### Data to use
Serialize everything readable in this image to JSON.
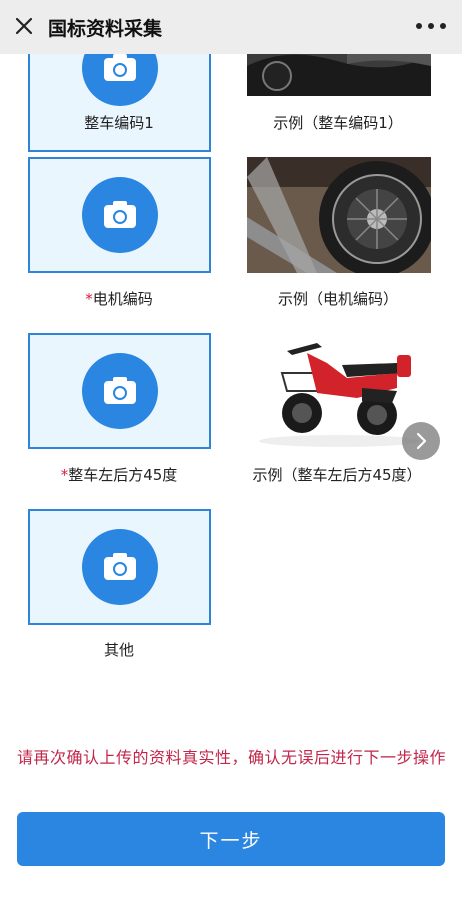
{
  "header": {
    "title": "国标资料采集"
  },
  "uploads": [
    {
      "label": "整车编码1",
      "required": false,
      "sample_label": "示例（整车编码1）"
    },
    {
      "label": "电机编码",
      "required": true,
      "sample_label": "示例（电机编码）"
    },
    {
      "label": "整车左后方45度",
      "required": true,
      "sample_label": "示例（整车左后方45度）"
    },
    {
      "label": "其他",
      "required": false
    }
  ],
  "required_mark": "*",
  "warning_text": "请再次确认上传的资料真实性，确认无误后进行下一步操作",
  "next_button_label": "下一步",
  "colors": {
    "accent": "#2b86e1",
    "required": "#d81e3e",
    "warning": "#c2264a",
    "upload_bg": "#eaf6fe"
  }
}
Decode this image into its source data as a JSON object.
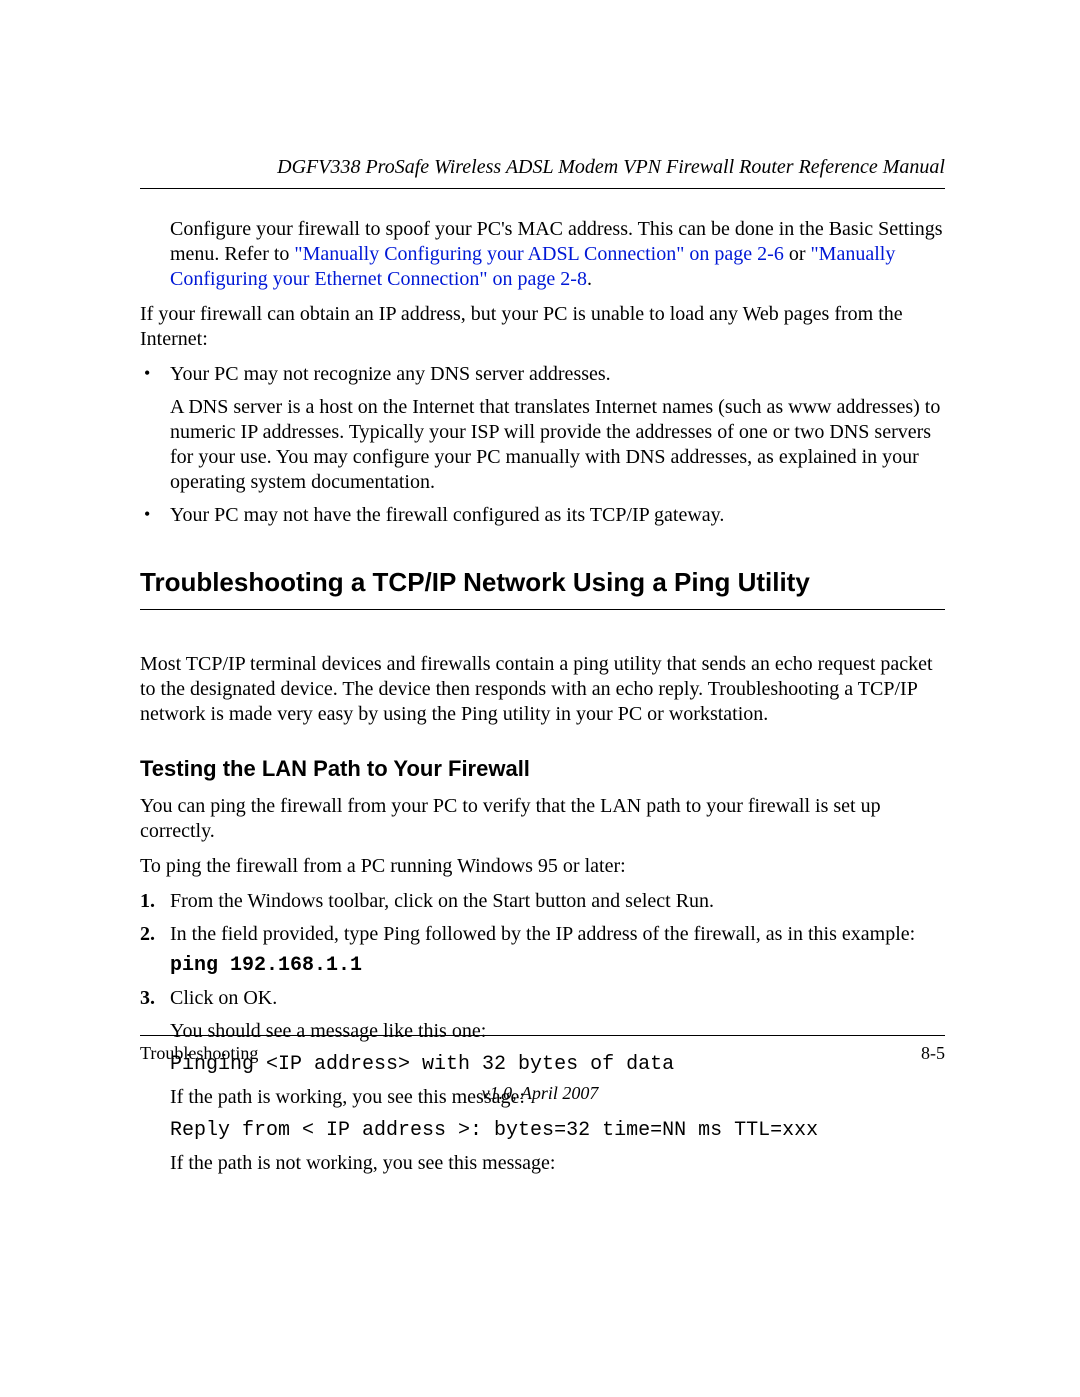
{
  "header": {
    "running_title": "DGFV338 ProSafe Wireless ADSL Modem VPN Firewall Router Reference Manual"
  },
  "intro": {
    "text_before_link1": "Configure your firewall to spoof your PC's MAC address. This can be done in the Basic Settings menu. Refer to ",
    "link1": "\"Manually Configuring your ADSL Connection\" on page 2-6",
    "between": " or ",
    "link2": "\"Manually Configuring your Ethernet Connection\" on page 2-8",
    "after": "."
  },
  "para_ip": "If your firewall can obtain an IP address, but your PC is unable to load any Web pages from the Internet:",
  "bullets": [
    {
      "lead": "Your PC may not recognize any DNS server addresses.",
      "detail": "A DNS server is a host on the Internet that translates Internet names (such as www addresses) to numeric IP addresses. Typically your ISP will provide the addresses of one or two DNS servers for your use. You may configure your PC manually with DNS addresses, as explained in your operating system documentation."
    },
    {
      "lead": "Your PC may not have the firewall configured as its TCP/IP gateway.",
      "detail": ""
    }
  ],
  "section": {
    "title": "Troubleshooting a TCP/IP Network Using a Ping Utility",
    "intro": "Most TCP/IP terminal devices and firewalls contain a ping utility that sends an echo request packet to the designated device. The device then responds with an echo reply. Troubleshooting a TCP/IP network is made very easy by using the Ping utility in your PC or workstation."
  },
  "subsection": {
    "title": "Testing the LAN Path to Your Firewall",
    "p1": "You can ping the firewall from your PC to verify that the LAN path to your firewall is set up correctly.",
    "p2": "To ping the firewall from a PC running Windows 95 or later:",
    "steps": {
      "s1": "From the Windows toolbar, click on the Start button and select Run.",
      "s2": "In the field provided, type Ping followed by the IP address of the firewall, as in this example:",
      "s2_code": "ping 192.168.1.1",
      "s3": "Click on OK.",
      "s3_p1": "You should see a message like this one:",
      "s3_code1": "Pinging <IP address> with 32 bytes of data",
      "s3_p2": "If the path is working, you see this message:",
      "s3_code2": "Reply from < IP address >: bytes=32 time=NN ms TTL=xxx",
      "s3_p3": "If the path is not working, you see this message:"
    }
  },
  "footer": {
    "left": "Troubleshooting",
    "right": "8-5",
    "version": "v1.0, April 2007"
  }
}
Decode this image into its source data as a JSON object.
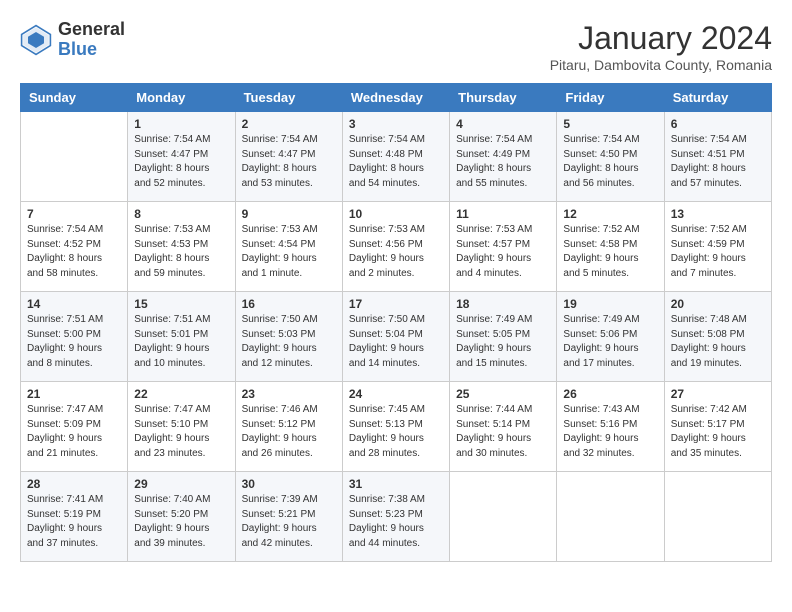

### Exercise task
Copy each line of the entries that includes the word "server".

### Exercise output
      "lead": "Your PC may not recognize any DNS server addresses.",
      "detail": "A DNS server is a host on the Internet that translates Internet names (such as www addresses) to numeric IP addresses. Typically your ISP will provide the addresses of one or two DNS servers for your use. You may configure your PC manually with DNS addresses, as explained in your operating system documentation."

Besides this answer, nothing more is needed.